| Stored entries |
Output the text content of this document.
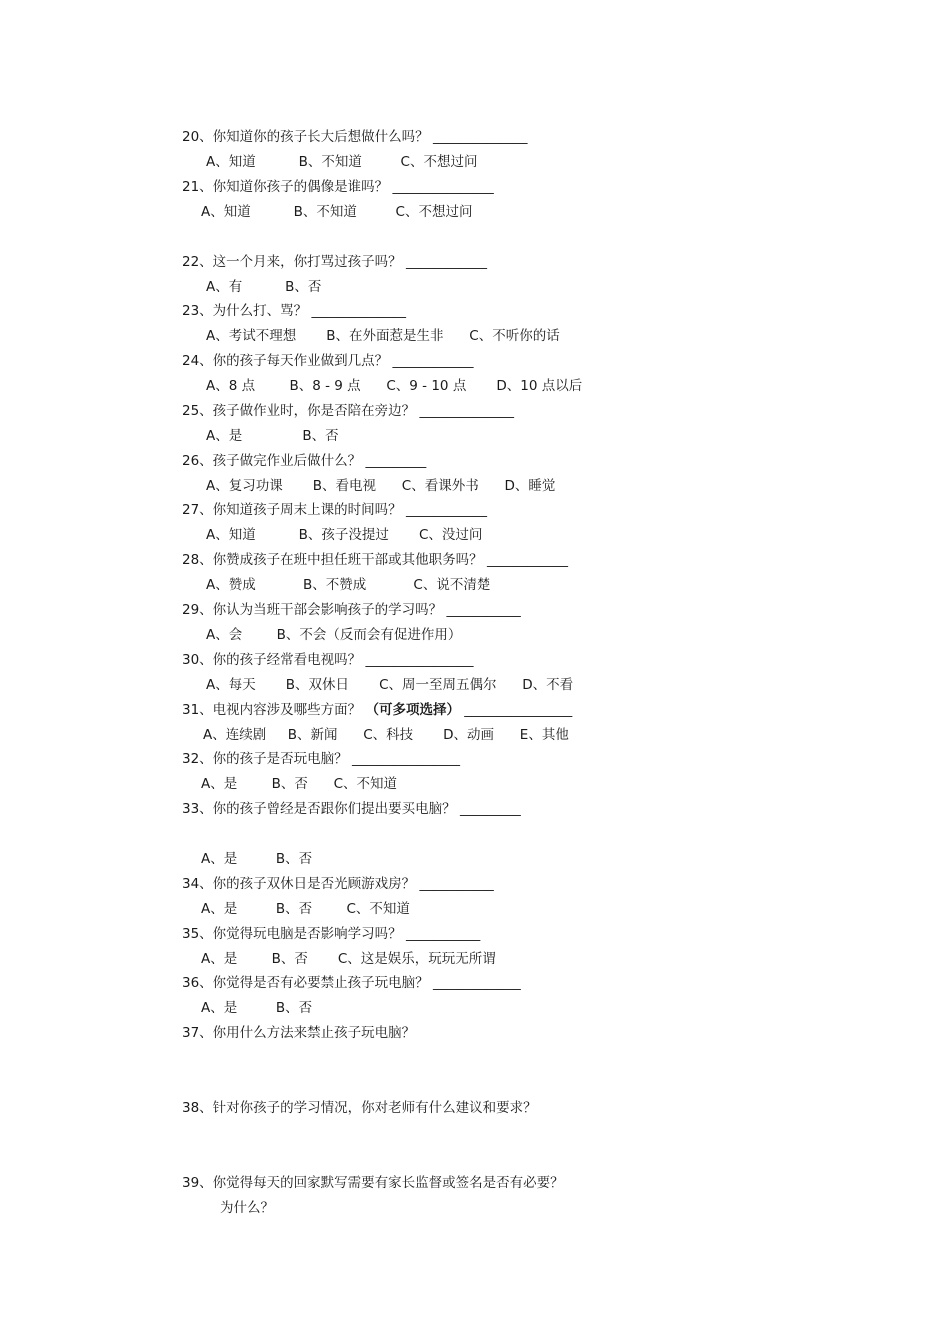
20、你知道你的孩子长大后想做什么吗？ ______________
A、知道          B、不知道         C、不想过问
21、你知道你孩子的偶像是谁吗？ _______________
A、知道          B、不知道         C、不想过问
22、这一个月来，你打骂过孩子吗？ ____________
A、有          B、否
23、为什么打、骂？ ______________
A、考试不理想       B、在外面惹是生非      C、不听你的话
24、你的孩子每天作业做到几点？ ____________
A、8 点        B、8 - 9 点      C、9 - 10 点       D、10 点以后
25、孩子做作业时，你是否陪在旁边？ ______________
A、是              B、否
26、孩子做完作业后做什么？ _________
A、复习功课       B、看电视      C、看课外书      D、睡觉
27、你知道孩子周末上课的时间吗？ ____________
A、知道          B、孩子没提过       C、没过问
28、你赞成孩子在班中担任班干部或其他职务吗？ ____________
A、赞成           B、不赞成           C、说不清楚
29、你认为当班干部会影响孩子的学习吗？ ___________
A、会        B、不会（反而会有促进作用）
30、你的孩子经常看电视吗？ ________________
A、每天       B、双休日       C、周一至周五偶尔      D、不看
31、电视内容涉及哪些方面？ （可多项选择） ________________
A、连续剧     B、新闻      C、科技       D、动画      E、其他
32、你的孩子是否玩电脑？ ________________
A、是        B、否      C、不知道
33、你的孩子曾经是否跟你们提出要买电脑？ _________
A、是         B、否
34、你的孩子双休日是否光顾游戏房？ ___________
A、是         B、否        C、不知道
35、你觉得玩电脑是否影响学习吗？ ___________
A、是        B、否       C、这是娱乐，玩玩无所谓
36、你觉得是否有必要禁止孩子玩电脑？ _____________
A、是         B、否
37、你用什么方法来禁止孩子玩电脑？
38、针对你孩子的学习情况，你对老师有什么建议和要求？
39、你觉得每天的回家默写需要有家长监督或签名是否有必要？
为什么？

| Required task |
Write out every record above exactly as it stands, but leave out the pictures.

| Output for this exercise |
Output the text content of this document.
20、你知道你的孩子长大后想做什么吗？ ______________
A、知道          B、不知道         C、不想过问
21、你知道你孩子的偶像是谁吗？ _______________
A、知道          B、不知道         C、不想过问
22、这一个月来，你打骂过孩子吗？ ____________
A、有          B、否
23、为什么打、骂？ ______________
A、考试不理想       B、在外面惹是生非      C、不听你的话
24、你的孩子每天作业做到几点？ ____________
A、8 点        B、8 - 9 点      C、9 - 10 点       D、10 点以后
25、孩子做作业时，你是否陪在旁边？ ______________
A、是              B、否
26、孩子做完作业后做什么？ _________
A、复习功课       B、看电视      C、看课外书      D、睡觉
27、你知道孩子周末上课的时间吗？ ____________
A、知道          B、孩子没提过       C、没过问
28、你赞成孩子在班中担任班干部或其他职务吗？ ____________
A、赞成           B、不赞成           C、说不清楚
29、你认为当班干部会影响孩子的学习吗？ ___________
A、会        B、不会（反而会有促进作用）
30、你的孩子经常看电视吗？ ________________
A、每天       B、双休日       C、周一至周五偶尔      D、不看
31、电视内容涉及哪些方面？ （可多项选择） ________________
A、连续剧     B、新闻      C、科技       D、动画      E、其他
32、你的孩子是否玩电脑？ ________________
A、是        B、否      C、不知道
33、你的孩子曾经是否跟你们提出要买电脑？ _________
A、是         B、否
34、你的孩子双休日是否光顾游戏房？ ___________
A、是         B、否        C、不知道
35、你觉得玩电脑是否影响学习吗？ ___________
A、是        B、否       C、这是娱乐，玩玩无所谓
36、你觉得是否有必要禁止孩子玩电脑？ _____________
A、是         B、否
37、你用什么方法来禁止孩子玩电脑？
38、针对你孩子的学习情况，你对老师有什么建议和要求？
39、你觉得每天的回家默写需要有家长监督或签名是否有必要？
为什么？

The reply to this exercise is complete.